## Task details:
Filter the data for lines with the word "common", then copy every line so identified.

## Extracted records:
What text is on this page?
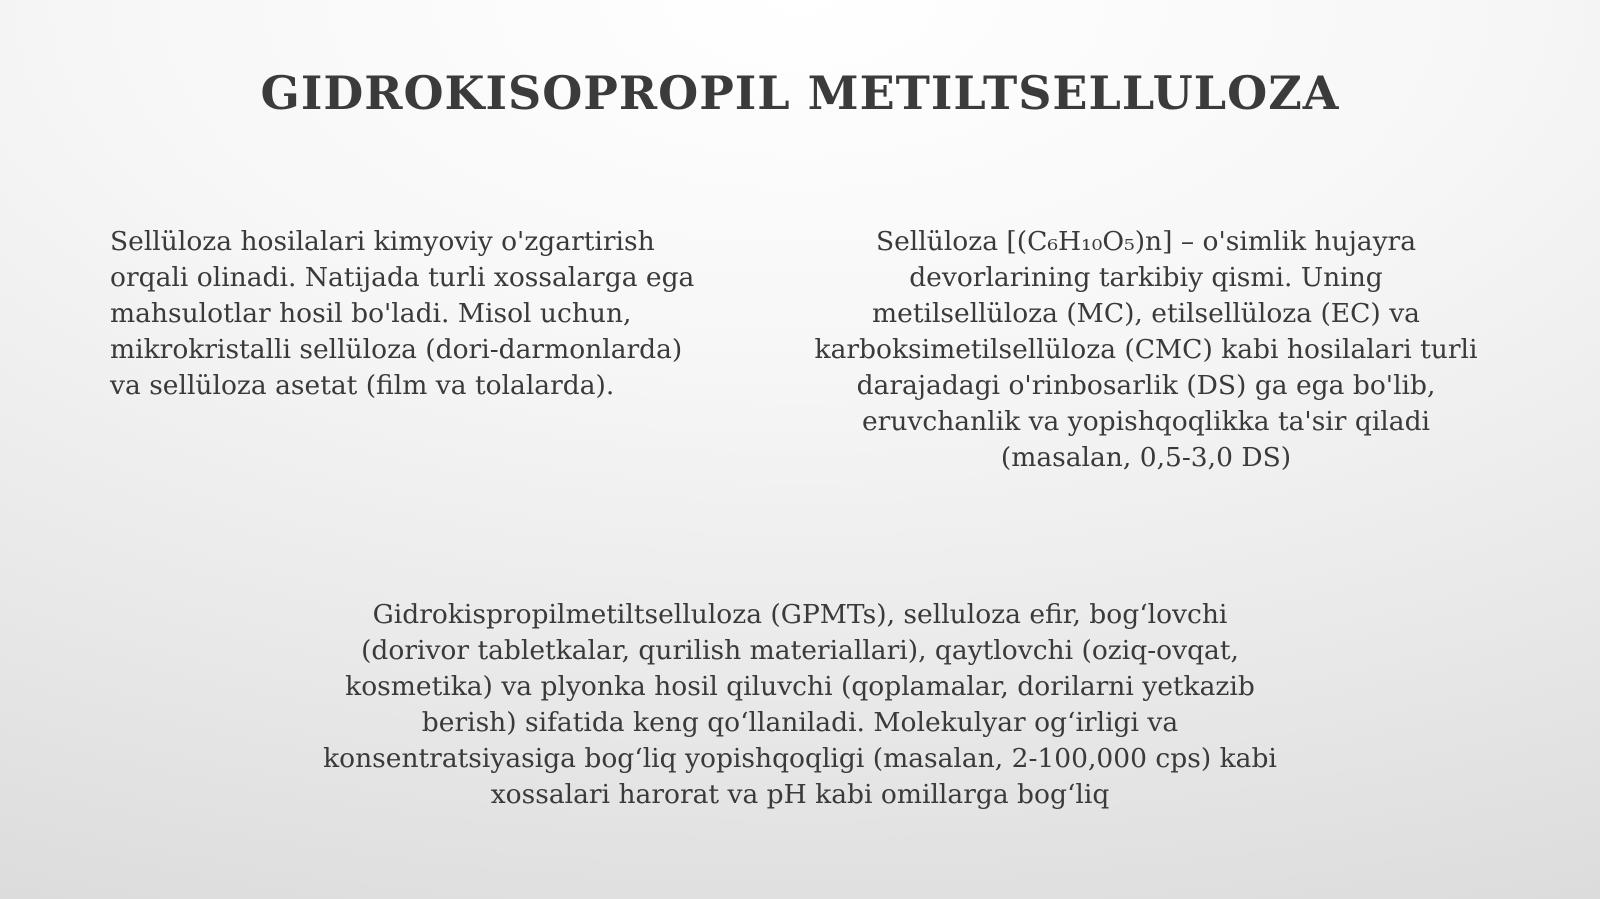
GIDROKISOPROPIL METILTSELLULOZA
Sellüloza hosilalari kimyoviy o'zgartirish
orqali olinadi. Natijada turli xossalarga ega
mahsulotlar hosil bo'ladi. Misol uchun,
mikrokristalli sellüloza (dori-darmonlarda)
va sellüloza asetat (film va tolalarda).
Sellüloza [(C₆H₁₀O₅)n] – o'simlik hujayra
devorlarining tarkibiy qismi. Uning
metilsellüloza (MC), etilsellüloza (EC) va
karboksimetilsellüloza (CMC) kabi hosilalari turli
darajadagi o'rinbosarlik (DS) ga ega bo'lib,
eruvchanlik va yopishqoqlikka ta'sir qiladi
(masalan, 0,5-3,0 DS)
Gidrokispropilmetiltselluloza (GPMTs), selluloza efir, bog‘lovchi
(dorivor tabletkalar, qurilish materiallari), qaytlovchi (oziq-ovqat,
kosmetika) va plyonka hosil qiluvchi (qoplamalar, dorilarni yetkazib
berish) sifatida keng qo‘llaniladi. Molekulyar og‘irligi va
konsentratsiyasiga bog‘liq yopishqoqligi (masalan, 2-100,000 cps) kabi
xossalari harorat va pH kabi omillarga bog‘liq
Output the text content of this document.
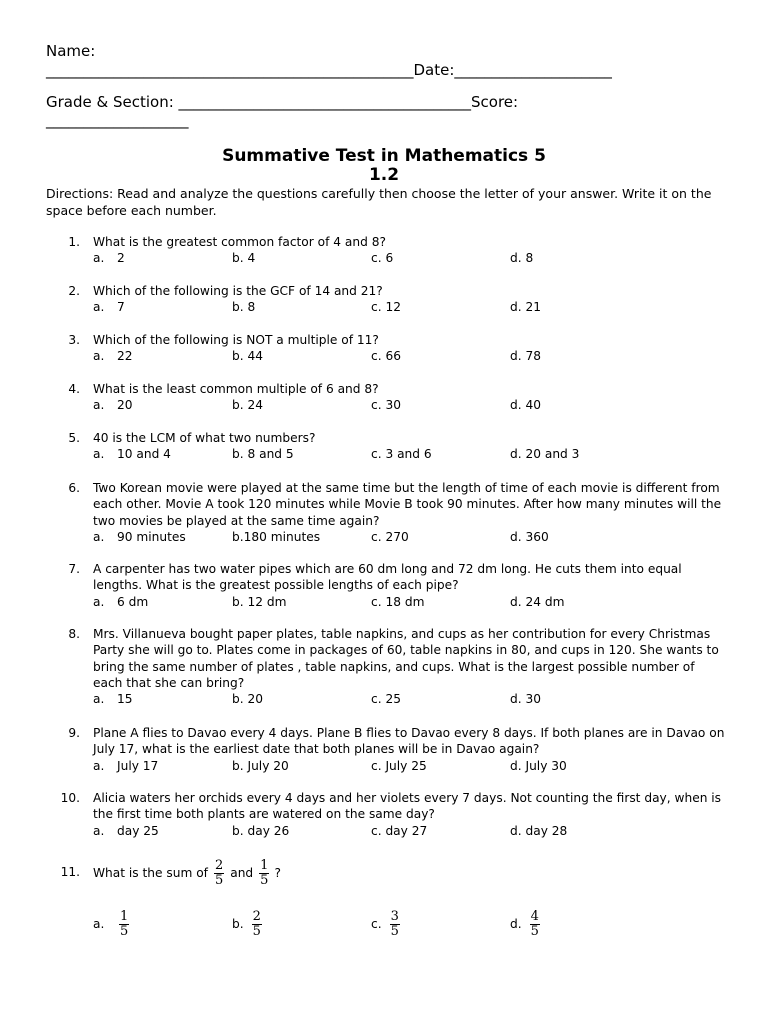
Name:
_________________________________________________Date:_____________________
Grade & Section: _______________________________________Score:
___________________
Summative Test in Mathematics 5
1.2
Directions: Read and analyze the questions carefully then choose the letter of your answer. Write it on the space before each number.
1. What is the greatest common factor of 4 and 8?
a. 2	b. 4	c. 6	d. 8
2. Which of the following is the GCF of 14 and 21?
a. 7	b. 8	c. 12	d. 21
3. Which of the following is NOT a multiple of 11?
a. 22	b. 44	c. 66	d. 78
4. What is the least common multiple of 6 and 8?
a. 20	b. 24	c. 30	d. 40
5. 40 is the LCM of what two numbers?
a. 10 and 4	b. 8 and 5	c. 3 and 6	d. 20 and 3
6. Two Korean movie were played at the same time but the length of time of each movie is different from each other. Movie A took 120 minutes while Movie B took 90 minutes. After how many minutes will the two movies be played at the same time again?
a. 90 minutes	b.180 minutes	c. 270	d. 360
7. A carpenter has two water pipes which are 60 dm long and 72 dm long. He cuts them into equal lengths. What is the greatest possible lengths of each pipe?
a. 6 dm	b. 12 dm	c. 18 dm	d. 24 dm
8. Mrs. Villanueva bought paper plates, table napkins, and cups as her contribution for every Christmas Party she will go to. Plates come in packages of 60, table napkins in 80, and cups in 120. She wants to bring the same number of plates , table napkins, and cups. What is the largest possible number of each that she can bring?
a. 15	b. 20	c. 25	d. 30
9. Plane A flies to Davao every 4 days. Plane B flies to Davao every 8 days. If both planes are in Davao on July 17, what is the earliest date that both planes will be in Davao again?
a. July 17	b. July 20	c. July 25	d. July 30
10. Alicia waters her orchids every 4 days and her violets every 7 days. Not counting the first day, when is the first time both plants are watered on the same day?
a. day 25	b. day 26	c. day 27	d. day 28
11. What is the sum of $\frac{2}{5}$ and $\frac{1}{5}$ ?
a.	$\frac{1}{5}$	b. $\frac{2}{5}$	c. $\frac{3}{5}$	d. $\frac{4}{5}$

## Exercise answer:
1. What is the greatest common factor of 4 and 8?
4. What is the least common multiple of 6 and 8?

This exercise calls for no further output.